Task statement:
Drop the pictures; give again exactly the lines from the one holding "Extract all readable text from this page." through the end of the data.

Data records:

########

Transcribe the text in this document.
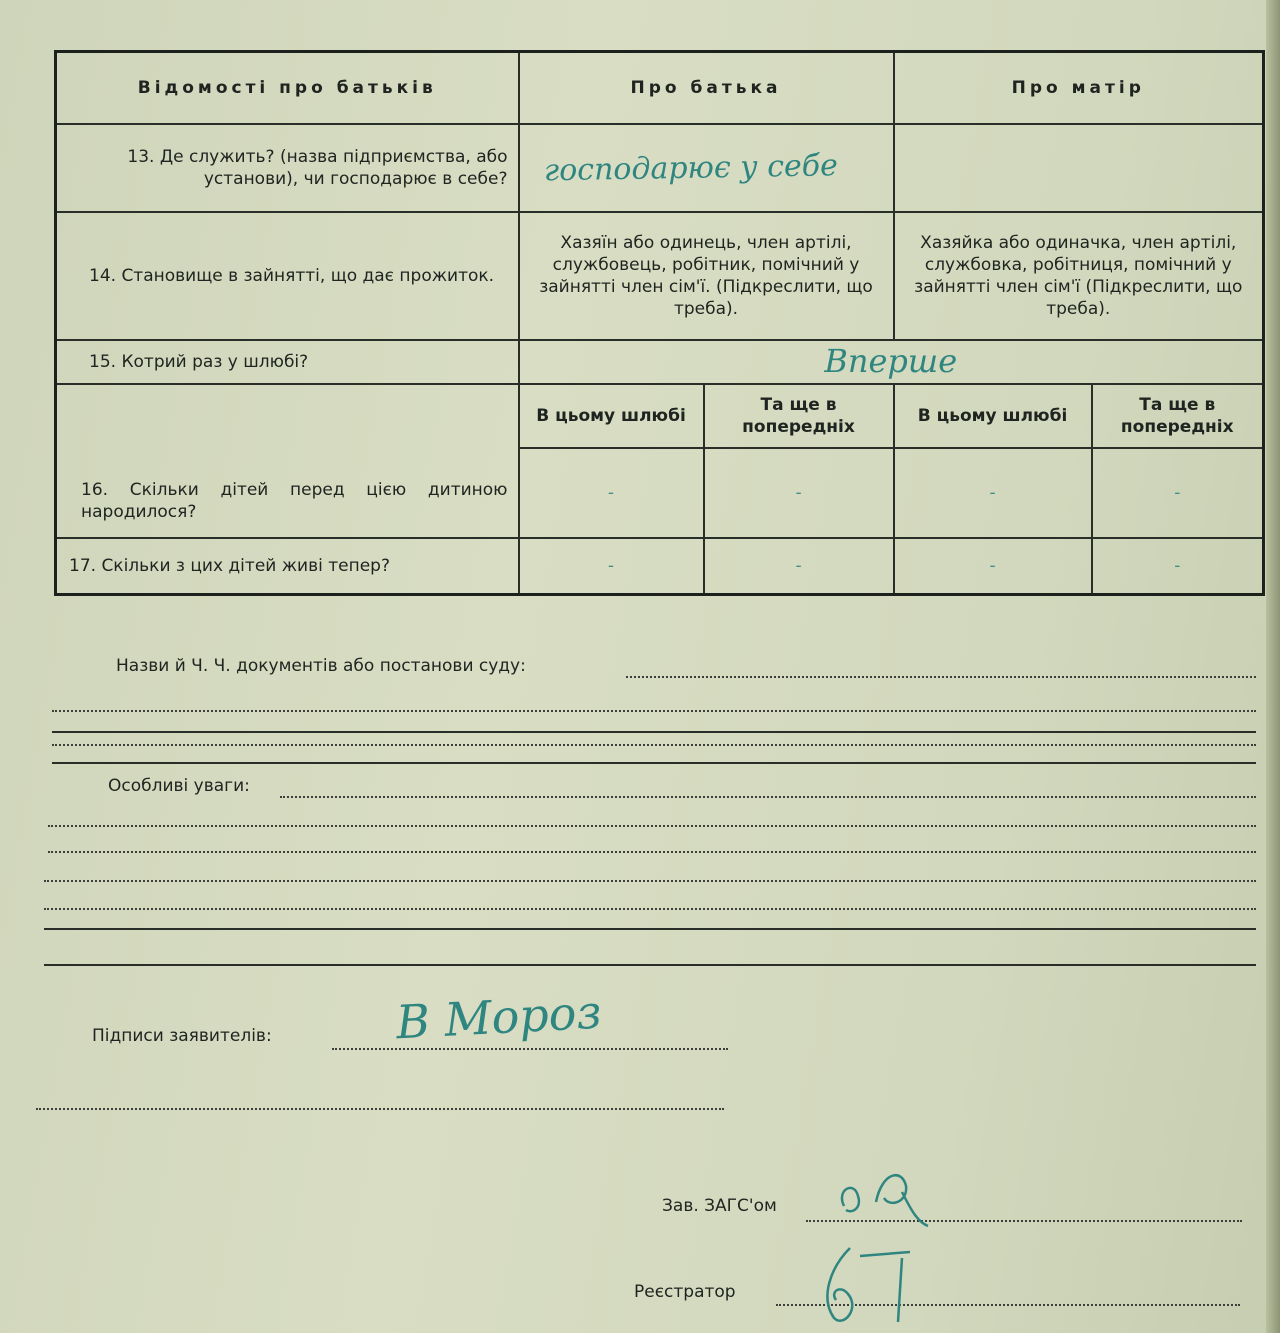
Відомості про батьків	Про батька		Про матір	
13. Де служить? (назва підприємства, або установи), чи господарює в себе?	господарює у себе			
14. Становище в зайнятті, що дає прожиток.	Хазяїн або одинець, член артілі, службовець, робітник, помічний у зайнятті член сім'ї. (Підкреслити, що треба).		Хазяйка або одиначка, член артілі, службовка, робітниця, помічний у зайнятті член сім'ї (Підкреслити, що треба).	
15. Котрий раз у шлюбі?	Вперше			
16. Скільки дітей перед цією дитиною народилося?	В цьому шлюбі	Та ще в попередніх	В цьому шлюбі	Та ще в попередніх
	-	-	-	-
17. Скільки з цих дітей живі тепер?	-	-	-	-
Назви й Ч. Ч. документів або постанови суду:
Особливі уваги:
Підписи заявителів:	В Мороз
Зав. ЗАГС'ом
Реєстратор
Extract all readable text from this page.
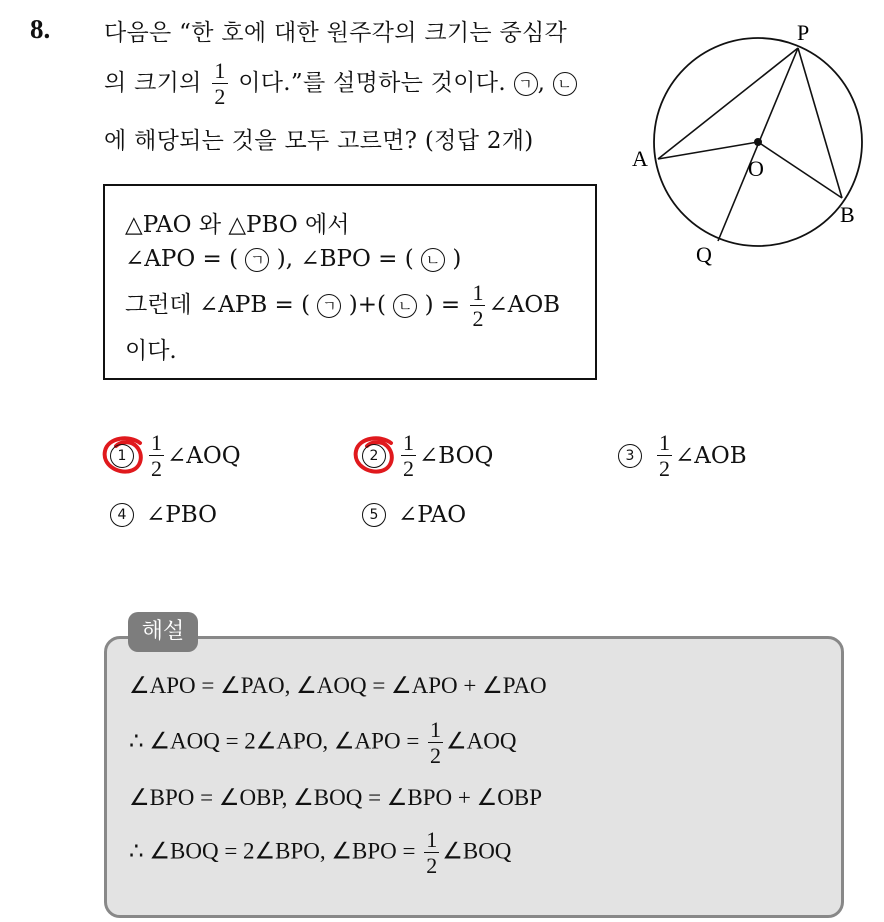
8. 다음은 “한 호에 대한 원주각의 크기는 중심각
의 크기의 $\frac{1}{2}$ 이다.”를 설명하는 것이다. ㄱ , ㄴ
에 해당되는 것을 모두 고르면? (정답 2개)
P
A	O
B
Q
△PAO 와 △PBO 에서
∠APO = ( ㄱ ), ∠BPO = ( ㄴ )
그런데 ∠APB = ( ㄱ )+( ㄴ ) = $\frac{1}{2}$ ∠AOB
이다.
1	$\frac{1}{2}$ ∠AOQ	2	$\frac{1}{2}$ ∠BOQ	3	$\frac{1}{2}$ ∠AOB
4 ∠PBO	5 ∠PAO
∠APO = ∠PAO, ∠AOQ = ∠APO + ∠PAO
∴ ∠AOQ = 2∠APO, ∠APO = $\frac{1}{2}$ ∠AOQ
∠BPO = ∠OBP, ∠BOQ = ∠BPO + ∠OBP
∴ ∠BOQ = 2∠BPO, ∠BPO = $\frac{1}{2}$ ∠BOQ
해설
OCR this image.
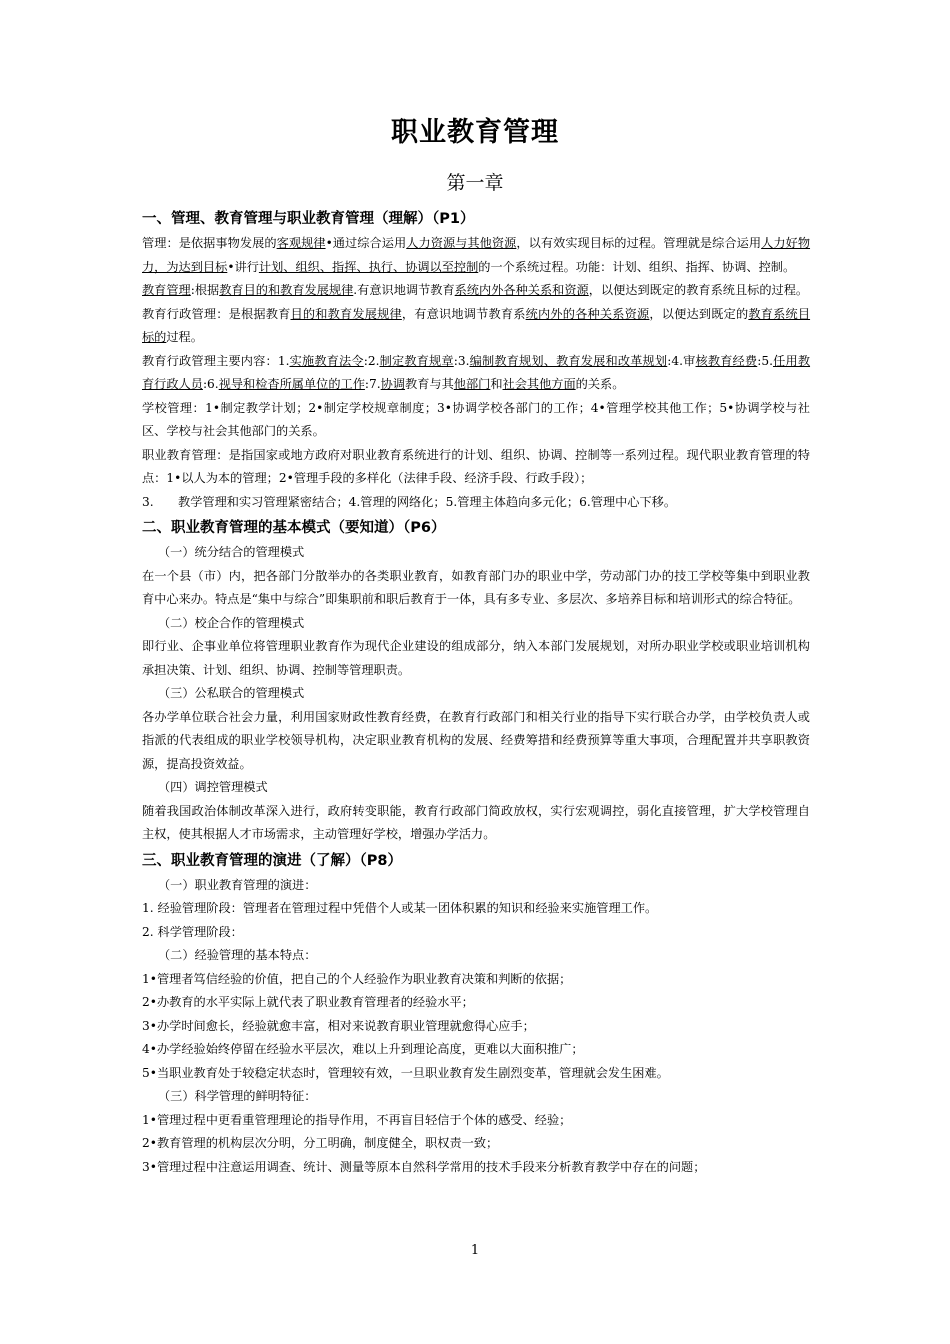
职业教育管理
第一章
一、管理、教育管理与职业教育管理（理解）（P1）

管理：是依据事物发展的客观规律•通过综合运用人力资源与其他资源，以有效实现目标的过程。管理就是综合运用人力好物力，为达到目标•讲行计划、组织、指挥、执行、协调以至控制的一个系统过程。功能：计划、组织、指挥、协调、控制。

教育管理:根据教育目的和教育发展规律.有意识地调节教育系统内外各种关系和资源，以便达到既定的教育系统且标的过程。

教育行政管理：是根据教育目的和教育发展规律，有意识地调节教育系统内外的各种关系资源，以便达到既定的教育系统目标的过程。

教育行政管理主要内容：1.实施教育法令:2.制定教育规章:3.编制教育规划、教育发展和改革规划:4.审核教育经费:5.任用教育行政人员:6.视导和检杳所属单位的工作:7.协调教育与其他部门和社会其他方面的关系。

学校管理：1•制定教学计划；2•制定学校规章制度；3•协调学校各部门的工作；4•管理学校其他工作；5•协调学校与社区、学校与社会其他部门的关系。

职业教育管理：是指国家或地方政府对职业教育系统进行的计划、组织、协调、控制等一系列过程。现代职业教育管理的特点：1•以人为本的管理；2•管理手段的多样化（法律手段、经济手段、行政手段）；

3.　　教学管理和实习管理紧密结合；4.管理的网络化；5.管理主体趋向多元化；6.管理中心下移。

二、职业教育管理的基本模式（要知道）（P6）

（一）统分结合的管理模式

在一个县（市）内，把各部门分散举办的各类职业教育，如教育部门办的职业中学，劳动部门办的技工学校等集中到职业教育中心来办。特点是“集中与综合”即集职前和职后教育于一体，具有多专业、多层次、多培养目标和培训形式的综合特征。

（二）校企合作的管理模式

即行业、企事业单位将管理职业教育作为现代企业建设的组成部分，纳入本部门发展规划，对所办职业学校或职业培训机构承担决策、计划、组织、协调、控制等管理职责。

（三）公私联合的管理模式

各办学单位联合社会力量，利用国家财政性教育经费，在教育行政部门和相关行业的指导下实行联合办学，由学校负责人或指派的代表组成的职业学校领导机构，决定职业教育机构的发展、经费筹措和经费预算等重大事项，合理配置并共享职教资源，提高投资效益。

（四）调控管理模式

随着我国政治体制改革深入进行，政府转变职能，教育行政部门简政放权，实行宏观调控，弱化直接管理，扩大学校管理自主权，使其根据人才市场需求，主动管理好学校，增强办学活力。

三、职业教育管理的演进（了解）（P8）

（一）职业教育管理的演进：

1. 经验管理阶段：管理者在管理过程中凭借个人或某一团体积累的知识和经验来实施管理工作。

2. 科学管理阶段：

（二）经验管理的基本特点：

1•管理者笃信经验的价值，把自己的个人经验作为职业教育决策和判断的依据；

2•办教育的水平实际上就代表了职业教育管理者的经验水平；

3•办学时间愈长，经验就愈丰富，相对来说教育职业管理就愈得心应手；

4•办学经验始终停留在经验水平层次，难以上升到理论高度，更难以大面积推广；

5•当职业教育处于较稳定状态时，管理较有效，一旦职业教育发生剧烈变革，管理就会发生困难。

（三）科学管理的鲜明特征：

1•管理过程中更看重管理理论的指导作用，不再盲目轻信于个体的感受、经验；

2•教育管理的机构层次分明，分工明确，制度健全，职权责一致；

3•管理过程中注意运用调查、统计、测量等原本自然科学常用的技术手段来分析教育教学中存在的问题；

1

########

Result of the task:
Extract all readable text from this page.
8. 다음은 “한 호에 대한 원주각의 크기는 중심각
의 크기의 $\frac{1}{2}$ 이다.”를 설명하는 것이다. ㄱ , ㄴ
에 해당되는 것을 모두 고르면? (정답 2개)
P
A	O
B
Q
△PAO 와 △PBO 에서
∠APO = ( ㄱ ), ∠BPO = ( ㄴ )
그런데 ∠APB = ( ㄱ )+( ㄴ ) = $\frac{1}{2}$ ∠AOB
이다.
1	$\frac{1}{2}$ ∠AOQ	2	$\frac{1}{2}$ ∠BOQ	3	$\frac{1}{2}$ ∠AOB
4 ∠PBO	5 ∠PAO
∠APO = ∠PAO, ∠AOQ = ∠APO + ∠PAO
∴ ∠AOQ = 2∠APO, ∠APO = $\frac{1}{2}$ ∠AOQ
∠BPO = ∠OBP, ∠BOQ = ∠BPO + ∠OBP
∴ ∠BOQ = 2∠BPO, ∠BPO = $\frac{1}{2}$ ∠BOQ
해설
OCR this image.
职业教育管理
第一章
一、管理、教育管理与职业教育管理（理解）（P1）

管理：是依据事物发展的客观规律•通过综合运用人力资源与其他资源，以有效实现目标的过程。管理就是综合运用人力好物力，为达到目标•讲行计划、组织、指挥、执行、协调以至控制的一个系统过程。功能：计划、组织、指挥、协调、控制。

教育管理:根据教育目的和教育发展规律.有意识地调节教育系统内外各种关系和资源，以便达到既定的教育系统且标的过程。

教育行政管理：是根据教育目的和教育发展规律，有意识地调节教育系统内外的各种关系资源，以便达到既定的教育系统目标的过程。

教育行政管理主要内容：1.实施教育法令:2.制定教育规章:3.编制教育规划、教育发展和改革规划:4.审核教育经费:5.任用教育行政人员:6.视导和检杳所属单位的工作:7.协调教育与其他部门和社会其他方面的关系。

学校管理：1•制定教学计划；2•制定学校规章制度；3•协调学校各部门的工作；4•管理学校其他工作；5•协调学校与社区、学校与社会其他部门的关系。

职业教育管理：是指国家或地方政府对职业教育系统进行的计划、组织、协调、控制等一系列过程。现代职业教育管理的特点：1•以人为本的管理；2•管理手段的多样化（法律手段、经济手段、行政手段）；

3.　　教学管理和实习管理紧密结合；4.管理的网络化；5.管理主体趋向多元化；6.管理中心下移。

二、职业教育管理的基本模式（要知道）（P6）

（一）统分结合的管理模式

在一个县（市）内，把各部门分散举办的各类职业教育，如教育部门办的职业中学，劳动部门办的技工学校等集中到职业教育中心来办。特点是“集中与综合”即集职前和职后教育于一体，具有多专业、多层次、多培养目标和培训形式的综合特征。

（二）校企合作的管理模式

即行业、企事业单位将管理职业教育作为现代企业建设的组成部分，纳入本部门发展规划，对所办职业学校或职业培训机构承担决策、计划、组织、协调、控制等管理职责。

（三）公私联合的管理模式

各办学单位联合社会力量，利用国家财政性教育经费，在教育行政部门和相关行业的指导下实行联合办学，由学校负责人或指派的代表组成的职业学校领导机构，决定职业教育机构的发展、经费筹措和经费预算等重大事项，合理配置并共享职教资源，提高投资效益。

（四）调控管理模式

随着我国政治体制改革深入进行，政府转变职能，教育行政部门简政放权，实行宏观调控，弱化直接管理，扩大学校管理自主权，使其根据人才市场需求，主动管理好学校，增强办学活力。

三、职业教育管理的演进（了解）（P8）

（一）职业教育管理的演进：

1. 经验管理阶段：管理者在管理过程中凭借个人或某一团体积累的知识和经验来实施管理工作。

2. 科学管理阶段：

（二）经验管理的基本特点：

1•管理者笃信经验的价值，把自己的个人经验作为职业教育决策和判断的依据；

2•办教育的水平实际上就代表了职业教育管理者的经验水平；

3•办学时间愈长，经验就愈丰富，相对来说教育职业管理就愈得心应手；

4•办学经验始终停留在经验水平层次，难以上升到理论高度，更难以大面积推广；

5•当职业教育处于较稳定状态时，管理较有效，一旦职业教育发生剧烈变革，管理就会发生困难。

（三）科学管理的鲜明特征：

1•管理过程中更看重管理理论的指导作用，不再盲目轻信于个体的感受、经验；

2•教育管理的机构层次分明，分工明确，制度健全，职权责一致；

3•管理过程中注意运用调查、统计、测量等原本自然科学常用的技术手段来分析教育教学中存在的问题；

1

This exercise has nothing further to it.